• **Assigned task 1**: In the issue report below, write out word for word the stretch from "We have a replica" through "not IP addresses?".
• **Assigned task 2**: According to the issue report below, about what share of CPU time did getByName take when the driver was set up with hostnames?

___ Text ___

[JAVA-864] Lookups in replica set take 20% of CPU time Created: 05/Jul/13  Updated: 11/Sep/19  Resolved: 18/Jul/13

Status: Closed
Project: Java Driver
Component/s: Connection Management
Affects Version/s: 2.11.2
Fix Version/s: None

Type: Task Priority: Critical - P2
Reporter: Nic Cottrell (Personal) Assignee: Unassigned
Resolution: Cannot Reproduce Votes: 0
Labels: None
Remaining Estimate: Not Specified
Time Spent: Not Specified
Original Estimate: Not Specified
Environment:

Java 6


Attachments: PNG File Screen Shot 2013-07-05 at 1.26.08 PM.png    

 Description   

We have a replica set with 2 nodes and a arbiter. We originally had the java driver configured using the hostnames and about 40% of the CPU time reported by JProfiler was getByName. I've now configured so that it's the IP address specified in the ServerAddress()... but it's still 20% via ServerAddress.updateInetAddress. Is it perhaps because the config of the replica set itself it still specified with hostnames not IP addresses?

___ Extracted information ___

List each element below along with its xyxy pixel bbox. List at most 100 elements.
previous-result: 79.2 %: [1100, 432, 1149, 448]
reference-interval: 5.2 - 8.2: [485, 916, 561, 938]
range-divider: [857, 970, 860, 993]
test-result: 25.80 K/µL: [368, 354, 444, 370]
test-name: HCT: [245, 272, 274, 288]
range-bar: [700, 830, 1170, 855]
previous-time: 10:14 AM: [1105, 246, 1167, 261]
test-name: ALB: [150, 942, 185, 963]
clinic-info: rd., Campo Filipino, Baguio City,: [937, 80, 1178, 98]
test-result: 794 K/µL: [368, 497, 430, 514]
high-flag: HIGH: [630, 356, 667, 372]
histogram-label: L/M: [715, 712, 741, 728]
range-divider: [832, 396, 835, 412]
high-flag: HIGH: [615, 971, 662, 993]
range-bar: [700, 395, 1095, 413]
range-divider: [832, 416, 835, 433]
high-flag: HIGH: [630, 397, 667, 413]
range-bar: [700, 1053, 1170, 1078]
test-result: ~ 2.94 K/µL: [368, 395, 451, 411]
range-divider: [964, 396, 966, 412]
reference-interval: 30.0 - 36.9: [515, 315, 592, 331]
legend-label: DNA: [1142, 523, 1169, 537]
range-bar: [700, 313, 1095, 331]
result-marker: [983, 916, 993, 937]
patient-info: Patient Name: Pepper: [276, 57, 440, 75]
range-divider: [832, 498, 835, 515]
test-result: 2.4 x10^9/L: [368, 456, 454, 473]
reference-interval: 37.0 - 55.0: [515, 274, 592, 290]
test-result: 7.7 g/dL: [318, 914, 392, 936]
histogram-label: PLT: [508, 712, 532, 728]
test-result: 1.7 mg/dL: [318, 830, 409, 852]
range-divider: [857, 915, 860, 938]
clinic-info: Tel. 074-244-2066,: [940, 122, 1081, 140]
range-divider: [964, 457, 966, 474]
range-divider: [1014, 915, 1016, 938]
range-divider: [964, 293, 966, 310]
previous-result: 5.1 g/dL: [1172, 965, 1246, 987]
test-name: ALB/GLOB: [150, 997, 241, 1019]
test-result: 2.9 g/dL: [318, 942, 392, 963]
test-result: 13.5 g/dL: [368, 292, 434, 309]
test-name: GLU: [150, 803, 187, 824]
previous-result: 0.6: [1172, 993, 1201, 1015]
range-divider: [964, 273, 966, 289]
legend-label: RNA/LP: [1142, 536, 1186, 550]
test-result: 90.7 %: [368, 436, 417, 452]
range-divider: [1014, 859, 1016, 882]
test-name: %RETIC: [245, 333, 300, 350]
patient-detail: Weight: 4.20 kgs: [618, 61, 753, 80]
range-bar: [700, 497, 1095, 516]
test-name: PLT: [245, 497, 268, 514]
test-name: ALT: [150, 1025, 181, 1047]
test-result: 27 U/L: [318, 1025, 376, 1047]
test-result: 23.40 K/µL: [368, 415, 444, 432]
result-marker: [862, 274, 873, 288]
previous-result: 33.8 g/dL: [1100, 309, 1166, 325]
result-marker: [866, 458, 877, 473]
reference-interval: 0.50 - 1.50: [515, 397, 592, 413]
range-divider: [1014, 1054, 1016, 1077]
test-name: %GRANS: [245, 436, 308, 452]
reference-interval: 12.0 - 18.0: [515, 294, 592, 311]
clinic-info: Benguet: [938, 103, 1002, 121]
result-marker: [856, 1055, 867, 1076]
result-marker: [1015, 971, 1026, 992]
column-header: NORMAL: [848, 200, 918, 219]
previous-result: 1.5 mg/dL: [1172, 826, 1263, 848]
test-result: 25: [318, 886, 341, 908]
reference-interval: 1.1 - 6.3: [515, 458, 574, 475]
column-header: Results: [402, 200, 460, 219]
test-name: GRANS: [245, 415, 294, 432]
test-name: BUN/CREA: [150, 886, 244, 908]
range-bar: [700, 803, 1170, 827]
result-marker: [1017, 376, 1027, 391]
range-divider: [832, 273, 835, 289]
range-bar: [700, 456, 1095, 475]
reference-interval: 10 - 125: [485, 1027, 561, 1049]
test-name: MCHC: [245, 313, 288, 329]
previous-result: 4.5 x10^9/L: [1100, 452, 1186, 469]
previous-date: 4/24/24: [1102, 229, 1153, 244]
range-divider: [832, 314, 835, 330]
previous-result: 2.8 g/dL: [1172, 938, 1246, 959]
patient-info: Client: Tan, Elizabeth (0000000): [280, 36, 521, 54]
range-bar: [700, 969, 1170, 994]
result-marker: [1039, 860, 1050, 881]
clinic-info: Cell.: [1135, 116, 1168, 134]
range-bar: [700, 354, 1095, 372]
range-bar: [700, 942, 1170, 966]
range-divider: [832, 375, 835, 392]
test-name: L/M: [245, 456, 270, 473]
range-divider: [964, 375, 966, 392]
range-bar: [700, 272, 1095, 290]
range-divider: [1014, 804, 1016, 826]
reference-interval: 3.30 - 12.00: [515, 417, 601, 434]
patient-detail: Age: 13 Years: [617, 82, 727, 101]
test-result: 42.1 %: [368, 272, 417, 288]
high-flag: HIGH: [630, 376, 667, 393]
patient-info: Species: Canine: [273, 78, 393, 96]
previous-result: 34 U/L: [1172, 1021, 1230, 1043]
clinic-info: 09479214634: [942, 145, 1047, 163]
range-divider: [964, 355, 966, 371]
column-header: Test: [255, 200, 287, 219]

___

• **Reply 1**:
We have a replica set with 2 nodes and a arbiter. We originally had the java driver configured using the hostnames and about 40% of the CPU time reported by JProfiler was getByName. I've now configured so that it's the IP address specified in the ServerAddress()... but it's still 20% via ServerAddress.updateInetAddress. Is it perhaps because the config of the replica set itself it still specified with hostnames not IP addresses?

• **Reply 2**: About 40%.